-- Begin Records provided --
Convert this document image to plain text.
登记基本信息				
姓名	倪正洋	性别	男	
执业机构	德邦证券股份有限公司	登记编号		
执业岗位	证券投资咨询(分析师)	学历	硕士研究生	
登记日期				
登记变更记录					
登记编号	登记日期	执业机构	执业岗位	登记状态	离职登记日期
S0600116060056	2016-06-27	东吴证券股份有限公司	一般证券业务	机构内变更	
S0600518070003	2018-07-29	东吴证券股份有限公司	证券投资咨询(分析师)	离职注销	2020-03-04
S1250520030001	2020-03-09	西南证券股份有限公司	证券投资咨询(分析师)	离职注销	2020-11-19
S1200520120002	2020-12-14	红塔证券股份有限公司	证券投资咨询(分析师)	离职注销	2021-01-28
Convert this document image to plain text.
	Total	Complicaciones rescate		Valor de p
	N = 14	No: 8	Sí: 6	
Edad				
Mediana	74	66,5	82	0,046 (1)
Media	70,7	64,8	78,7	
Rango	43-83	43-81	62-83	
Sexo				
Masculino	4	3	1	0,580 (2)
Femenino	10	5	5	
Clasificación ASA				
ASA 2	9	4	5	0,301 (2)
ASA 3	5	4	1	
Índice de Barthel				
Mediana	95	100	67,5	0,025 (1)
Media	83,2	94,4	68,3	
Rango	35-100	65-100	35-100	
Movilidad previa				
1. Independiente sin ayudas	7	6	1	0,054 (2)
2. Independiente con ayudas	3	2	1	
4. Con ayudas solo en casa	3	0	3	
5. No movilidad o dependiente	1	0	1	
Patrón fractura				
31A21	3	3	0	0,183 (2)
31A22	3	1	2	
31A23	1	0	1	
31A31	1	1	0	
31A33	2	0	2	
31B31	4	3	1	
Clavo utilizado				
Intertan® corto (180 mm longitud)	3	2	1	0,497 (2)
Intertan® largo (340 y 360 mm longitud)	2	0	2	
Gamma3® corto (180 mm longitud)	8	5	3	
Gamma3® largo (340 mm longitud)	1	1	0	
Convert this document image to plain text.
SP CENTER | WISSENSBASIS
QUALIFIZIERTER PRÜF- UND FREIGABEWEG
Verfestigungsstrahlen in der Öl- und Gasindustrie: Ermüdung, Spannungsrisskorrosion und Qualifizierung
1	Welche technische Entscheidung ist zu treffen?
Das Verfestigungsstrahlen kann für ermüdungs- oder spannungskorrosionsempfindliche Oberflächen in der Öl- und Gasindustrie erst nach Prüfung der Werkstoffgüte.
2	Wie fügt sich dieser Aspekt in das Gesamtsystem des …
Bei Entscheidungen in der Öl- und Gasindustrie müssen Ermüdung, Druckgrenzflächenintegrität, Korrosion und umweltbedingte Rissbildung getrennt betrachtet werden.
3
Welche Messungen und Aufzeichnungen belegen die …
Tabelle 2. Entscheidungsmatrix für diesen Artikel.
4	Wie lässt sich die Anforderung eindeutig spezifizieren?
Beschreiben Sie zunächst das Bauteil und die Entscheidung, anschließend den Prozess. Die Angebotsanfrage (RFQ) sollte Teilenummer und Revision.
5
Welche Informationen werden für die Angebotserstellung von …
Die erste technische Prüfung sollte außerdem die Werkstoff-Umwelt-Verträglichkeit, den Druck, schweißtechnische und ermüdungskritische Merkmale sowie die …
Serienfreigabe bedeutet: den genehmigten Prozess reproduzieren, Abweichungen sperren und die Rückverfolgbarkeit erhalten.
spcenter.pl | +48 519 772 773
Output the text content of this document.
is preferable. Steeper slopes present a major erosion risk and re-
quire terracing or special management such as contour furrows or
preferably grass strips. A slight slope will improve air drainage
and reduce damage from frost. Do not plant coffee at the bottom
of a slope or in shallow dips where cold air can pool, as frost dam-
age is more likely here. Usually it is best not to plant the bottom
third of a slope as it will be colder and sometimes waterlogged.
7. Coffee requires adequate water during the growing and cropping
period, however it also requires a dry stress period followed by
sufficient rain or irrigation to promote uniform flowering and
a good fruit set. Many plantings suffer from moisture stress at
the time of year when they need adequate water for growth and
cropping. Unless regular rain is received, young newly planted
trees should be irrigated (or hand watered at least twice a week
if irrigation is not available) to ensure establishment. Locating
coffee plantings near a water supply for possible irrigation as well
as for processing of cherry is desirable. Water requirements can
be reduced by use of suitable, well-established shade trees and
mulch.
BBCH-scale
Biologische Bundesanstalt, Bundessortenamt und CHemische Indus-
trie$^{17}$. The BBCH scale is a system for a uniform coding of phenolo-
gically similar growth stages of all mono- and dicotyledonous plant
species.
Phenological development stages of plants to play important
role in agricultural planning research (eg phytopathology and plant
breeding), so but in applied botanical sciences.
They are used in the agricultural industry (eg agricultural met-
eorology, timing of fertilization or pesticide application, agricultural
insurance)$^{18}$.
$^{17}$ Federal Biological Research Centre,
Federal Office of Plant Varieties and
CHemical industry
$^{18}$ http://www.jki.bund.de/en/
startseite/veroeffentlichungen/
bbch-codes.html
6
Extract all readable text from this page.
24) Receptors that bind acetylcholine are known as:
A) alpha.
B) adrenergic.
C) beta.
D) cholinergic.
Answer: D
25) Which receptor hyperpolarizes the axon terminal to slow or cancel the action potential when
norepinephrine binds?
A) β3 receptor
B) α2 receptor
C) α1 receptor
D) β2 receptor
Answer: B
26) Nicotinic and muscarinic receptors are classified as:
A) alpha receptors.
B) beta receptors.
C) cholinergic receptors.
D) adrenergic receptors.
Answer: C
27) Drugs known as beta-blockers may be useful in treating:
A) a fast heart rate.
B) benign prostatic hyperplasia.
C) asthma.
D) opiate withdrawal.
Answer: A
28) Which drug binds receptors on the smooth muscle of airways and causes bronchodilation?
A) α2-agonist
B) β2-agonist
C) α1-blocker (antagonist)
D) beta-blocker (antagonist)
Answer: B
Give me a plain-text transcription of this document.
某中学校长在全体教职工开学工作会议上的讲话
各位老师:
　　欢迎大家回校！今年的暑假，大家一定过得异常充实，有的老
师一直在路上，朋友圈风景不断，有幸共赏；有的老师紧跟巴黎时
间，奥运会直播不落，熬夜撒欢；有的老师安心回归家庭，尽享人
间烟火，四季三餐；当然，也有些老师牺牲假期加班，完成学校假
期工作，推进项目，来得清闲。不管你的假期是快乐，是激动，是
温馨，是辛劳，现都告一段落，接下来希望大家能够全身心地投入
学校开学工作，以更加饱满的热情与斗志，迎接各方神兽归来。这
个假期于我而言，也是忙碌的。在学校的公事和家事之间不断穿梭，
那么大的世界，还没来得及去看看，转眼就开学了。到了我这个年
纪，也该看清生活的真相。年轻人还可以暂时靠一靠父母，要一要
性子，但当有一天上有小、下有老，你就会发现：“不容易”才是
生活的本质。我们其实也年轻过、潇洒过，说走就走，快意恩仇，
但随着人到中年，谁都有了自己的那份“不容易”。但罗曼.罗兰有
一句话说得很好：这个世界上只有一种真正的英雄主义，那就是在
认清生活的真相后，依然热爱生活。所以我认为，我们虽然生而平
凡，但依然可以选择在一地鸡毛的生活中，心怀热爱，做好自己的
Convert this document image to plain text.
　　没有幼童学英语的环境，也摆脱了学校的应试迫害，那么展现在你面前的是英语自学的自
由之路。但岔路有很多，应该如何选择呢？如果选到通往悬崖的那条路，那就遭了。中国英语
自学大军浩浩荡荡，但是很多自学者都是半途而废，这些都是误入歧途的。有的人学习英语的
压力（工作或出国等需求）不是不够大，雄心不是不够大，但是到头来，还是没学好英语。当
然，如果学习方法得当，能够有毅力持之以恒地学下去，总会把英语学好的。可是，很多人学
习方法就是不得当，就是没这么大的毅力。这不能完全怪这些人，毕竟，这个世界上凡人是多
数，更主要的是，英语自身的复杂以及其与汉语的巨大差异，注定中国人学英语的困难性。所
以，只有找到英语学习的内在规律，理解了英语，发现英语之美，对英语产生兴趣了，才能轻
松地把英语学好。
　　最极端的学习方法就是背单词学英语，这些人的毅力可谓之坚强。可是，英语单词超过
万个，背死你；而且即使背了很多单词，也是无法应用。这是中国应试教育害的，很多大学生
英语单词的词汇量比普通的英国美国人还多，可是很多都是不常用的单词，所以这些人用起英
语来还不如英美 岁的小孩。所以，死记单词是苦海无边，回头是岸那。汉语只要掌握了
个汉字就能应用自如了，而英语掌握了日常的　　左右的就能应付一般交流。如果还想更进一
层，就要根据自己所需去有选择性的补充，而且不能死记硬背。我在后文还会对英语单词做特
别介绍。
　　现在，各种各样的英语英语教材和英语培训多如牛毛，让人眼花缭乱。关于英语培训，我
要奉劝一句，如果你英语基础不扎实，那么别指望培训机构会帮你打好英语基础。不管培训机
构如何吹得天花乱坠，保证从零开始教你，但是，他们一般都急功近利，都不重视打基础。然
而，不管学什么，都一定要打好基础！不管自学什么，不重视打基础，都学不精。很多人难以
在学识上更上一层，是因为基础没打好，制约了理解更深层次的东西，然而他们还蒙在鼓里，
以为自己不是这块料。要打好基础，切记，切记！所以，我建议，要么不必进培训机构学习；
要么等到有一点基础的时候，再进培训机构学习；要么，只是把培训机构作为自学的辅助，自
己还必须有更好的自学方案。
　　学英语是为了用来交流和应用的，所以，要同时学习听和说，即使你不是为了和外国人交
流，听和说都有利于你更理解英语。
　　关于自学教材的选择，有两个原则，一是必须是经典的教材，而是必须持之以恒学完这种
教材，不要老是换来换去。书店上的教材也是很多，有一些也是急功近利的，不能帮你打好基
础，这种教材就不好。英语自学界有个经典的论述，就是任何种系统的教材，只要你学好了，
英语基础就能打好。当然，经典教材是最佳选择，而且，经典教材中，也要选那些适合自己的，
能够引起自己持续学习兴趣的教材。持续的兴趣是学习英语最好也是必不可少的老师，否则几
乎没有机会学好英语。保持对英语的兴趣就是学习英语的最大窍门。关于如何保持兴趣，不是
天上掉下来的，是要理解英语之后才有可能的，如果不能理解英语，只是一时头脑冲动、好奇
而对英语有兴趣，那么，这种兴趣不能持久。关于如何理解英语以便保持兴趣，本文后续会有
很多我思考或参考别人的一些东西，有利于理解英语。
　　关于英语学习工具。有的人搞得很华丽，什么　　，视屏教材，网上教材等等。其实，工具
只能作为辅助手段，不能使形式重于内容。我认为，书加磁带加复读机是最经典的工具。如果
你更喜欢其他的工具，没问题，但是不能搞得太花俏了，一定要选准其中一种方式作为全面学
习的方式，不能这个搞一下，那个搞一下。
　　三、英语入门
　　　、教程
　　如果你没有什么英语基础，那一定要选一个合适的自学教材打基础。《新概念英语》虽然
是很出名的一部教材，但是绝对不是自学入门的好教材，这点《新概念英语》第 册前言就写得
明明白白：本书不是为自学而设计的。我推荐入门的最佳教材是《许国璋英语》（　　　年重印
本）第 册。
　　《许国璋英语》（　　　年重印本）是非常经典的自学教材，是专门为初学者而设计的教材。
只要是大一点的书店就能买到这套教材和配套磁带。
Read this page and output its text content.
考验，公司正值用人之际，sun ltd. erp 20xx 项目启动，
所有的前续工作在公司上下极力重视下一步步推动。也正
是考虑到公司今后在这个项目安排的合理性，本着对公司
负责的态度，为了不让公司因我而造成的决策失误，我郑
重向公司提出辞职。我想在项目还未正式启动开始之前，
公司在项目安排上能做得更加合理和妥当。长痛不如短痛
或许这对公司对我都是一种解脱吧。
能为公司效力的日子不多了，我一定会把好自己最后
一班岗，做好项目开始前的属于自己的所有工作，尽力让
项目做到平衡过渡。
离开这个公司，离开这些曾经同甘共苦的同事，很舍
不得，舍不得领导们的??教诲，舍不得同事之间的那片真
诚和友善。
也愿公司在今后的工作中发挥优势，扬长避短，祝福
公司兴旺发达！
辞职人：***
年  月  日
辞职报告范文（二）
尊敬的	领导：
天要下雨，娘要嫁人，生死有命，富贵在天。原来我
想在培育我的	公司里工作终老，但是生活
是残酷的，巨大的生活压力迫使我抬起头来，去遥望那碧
-- End Records provided --
### What you will do
Read the lines above. Gather those in which the string "longitud" is found.

### Solution for this task
Intertan® corto (180 mm longitud)	3	2	1	0,497 (2)
Intertan® largo (340 y 360 mm longitud)	2	0	2	
Gamma3® corto (180 mm longitud)	8	5	3	
Gamma3® largo (340 mm longitud)	1	1	0	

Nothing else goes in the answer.